In The Long Valley, the third story is titled “Flight.” “Flight” is about a nineteen-year-old boy named Pepé, who is one of three children to Mama Torres. Pepé is fatherless. His dad died of a rattlesnake bite when Pepé was young. But Pepé’s father left him an inheritance: a switch-blade knife that Pepé was very skilled in throwing, and the knife was “with Pepé always, for it had been his father’s knife.”

With the absence of his father, Pepé assumes the role of “the man” in the house. He repeatedly tells Mama Torres, “I am a man,” to which she replies, “Thou art a peanut” and “Thou art a foolish chicken” (Moms always have a way with words of affirmation). One of the first adventures of being “a man” comes when Mama Torres tells Pepé to go into Monterrey on a two-day journey to get some medicine for the house. Pepé gladly takes up the call, declaring, “Adios, Mama, I will come back soon. You may send me often alone. I am a man.”

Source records
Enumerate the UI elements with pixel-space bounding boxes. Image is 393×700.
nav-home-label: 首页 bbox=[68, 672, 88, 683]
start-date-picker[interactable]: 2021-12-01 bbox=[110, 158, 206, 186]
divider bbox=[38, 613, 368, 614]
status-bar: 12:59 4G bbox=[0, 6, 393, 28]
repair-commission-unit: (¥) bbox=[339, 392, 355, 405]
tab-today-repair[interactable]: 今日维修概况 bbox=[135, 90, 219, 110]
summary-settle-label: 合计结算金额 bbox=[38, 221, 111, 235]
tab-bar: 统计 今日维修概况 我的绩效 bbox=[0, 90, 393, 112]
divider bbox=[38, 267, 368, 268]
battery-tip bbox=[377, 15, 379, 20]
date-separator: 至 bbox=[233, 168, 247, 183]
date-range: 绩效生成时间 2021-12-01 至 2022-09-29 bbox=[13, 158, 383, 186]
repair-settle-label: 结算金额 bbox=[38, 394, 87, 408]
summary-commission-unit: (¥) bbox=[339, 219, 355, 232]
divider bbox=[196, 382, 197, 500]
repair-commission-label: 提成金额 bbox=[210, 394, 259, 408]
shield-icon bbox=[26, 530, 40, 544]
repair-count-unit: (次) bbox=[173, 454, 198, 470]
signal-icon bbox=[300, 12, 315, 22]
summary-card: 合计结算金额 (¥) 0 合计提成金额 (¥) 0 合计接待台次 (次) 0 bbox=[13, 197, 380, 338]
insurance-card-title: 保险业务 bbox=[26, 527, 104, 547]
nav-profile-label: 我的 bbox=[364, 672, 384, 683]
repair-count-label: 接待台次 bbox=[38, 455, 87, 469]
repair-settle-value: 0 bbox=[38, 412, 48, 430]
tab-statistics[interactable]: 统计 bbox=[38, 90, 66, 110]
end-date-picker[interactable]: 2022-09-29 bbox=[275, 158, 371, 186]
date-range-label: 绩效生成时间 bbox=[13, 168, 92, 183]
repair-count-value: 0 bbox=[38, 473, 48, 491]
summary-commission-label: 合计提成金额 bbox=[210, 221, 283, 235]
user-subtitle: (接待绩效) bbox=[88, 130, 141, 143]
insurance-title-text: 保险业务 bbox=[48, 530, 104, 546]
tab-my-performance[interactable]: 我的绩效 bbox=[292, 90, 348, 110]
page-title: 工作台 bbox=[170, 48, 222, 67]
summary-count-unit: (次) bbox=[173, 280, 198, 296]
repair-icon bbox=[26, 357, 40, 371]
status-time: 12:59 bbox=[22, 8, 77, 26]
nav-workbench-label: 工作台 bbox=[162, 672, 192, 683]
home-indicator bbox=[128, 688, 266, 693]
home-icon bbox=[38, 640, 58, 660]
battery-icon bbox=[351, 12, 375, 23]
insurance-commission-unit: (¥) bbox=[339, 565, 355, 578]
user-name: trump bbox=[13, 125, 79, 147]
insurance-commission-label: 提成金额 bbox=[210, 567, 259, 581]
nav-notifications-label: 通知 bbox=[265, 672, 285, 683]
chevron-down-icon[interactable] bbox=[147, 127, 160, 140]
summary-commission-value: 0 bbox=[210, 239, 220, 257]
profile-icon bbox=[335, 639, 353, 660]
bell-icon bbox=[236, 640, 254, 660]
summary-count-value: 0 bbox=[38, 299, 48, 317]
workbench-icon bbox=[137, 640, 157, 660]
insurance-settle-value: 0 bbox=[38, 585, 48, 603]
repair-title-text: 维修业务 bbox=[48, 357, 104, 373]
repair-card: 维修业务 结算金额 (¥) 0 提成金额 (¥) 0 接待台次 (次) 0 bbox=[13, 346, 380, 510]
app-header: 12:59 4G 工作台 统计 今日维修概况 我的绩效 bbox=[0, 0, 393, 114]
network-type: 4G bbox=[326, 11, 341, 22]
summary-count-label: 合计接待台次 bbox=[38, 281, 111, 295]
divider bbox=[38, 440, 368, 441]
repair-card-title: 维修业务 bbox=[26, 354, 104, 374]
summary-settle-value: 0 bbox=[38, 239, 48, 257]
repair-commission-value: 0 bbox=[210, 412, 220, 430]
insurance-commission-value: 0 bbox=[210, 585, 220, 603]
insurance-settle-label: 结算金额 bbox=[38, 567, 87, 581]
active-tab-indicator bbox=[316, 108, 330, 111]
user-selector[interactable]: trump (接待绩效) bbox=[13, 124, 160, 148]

-- Problem set --
A: Answer these questions from the passage about “Flight”:
(i) How old is Pepé?
(ii) What caused the death of Pepé’s father?
(iii) To which town does Mama Torres send Pepé, and what is he to bring back?
B: Translate this sentence from the passage about “Flight” into Spanish: “His dad died of a rattlesnake bite when Pepé was young.”

-- Answers provided --
A:
(i) Nineteen.
(ii) A rattlesnake bite.
(iii) Monterrey, to get some medicine for the house.

B: Su papá murió por la mordedura de una serpiente de cascabel cuando Pepé era pequeño.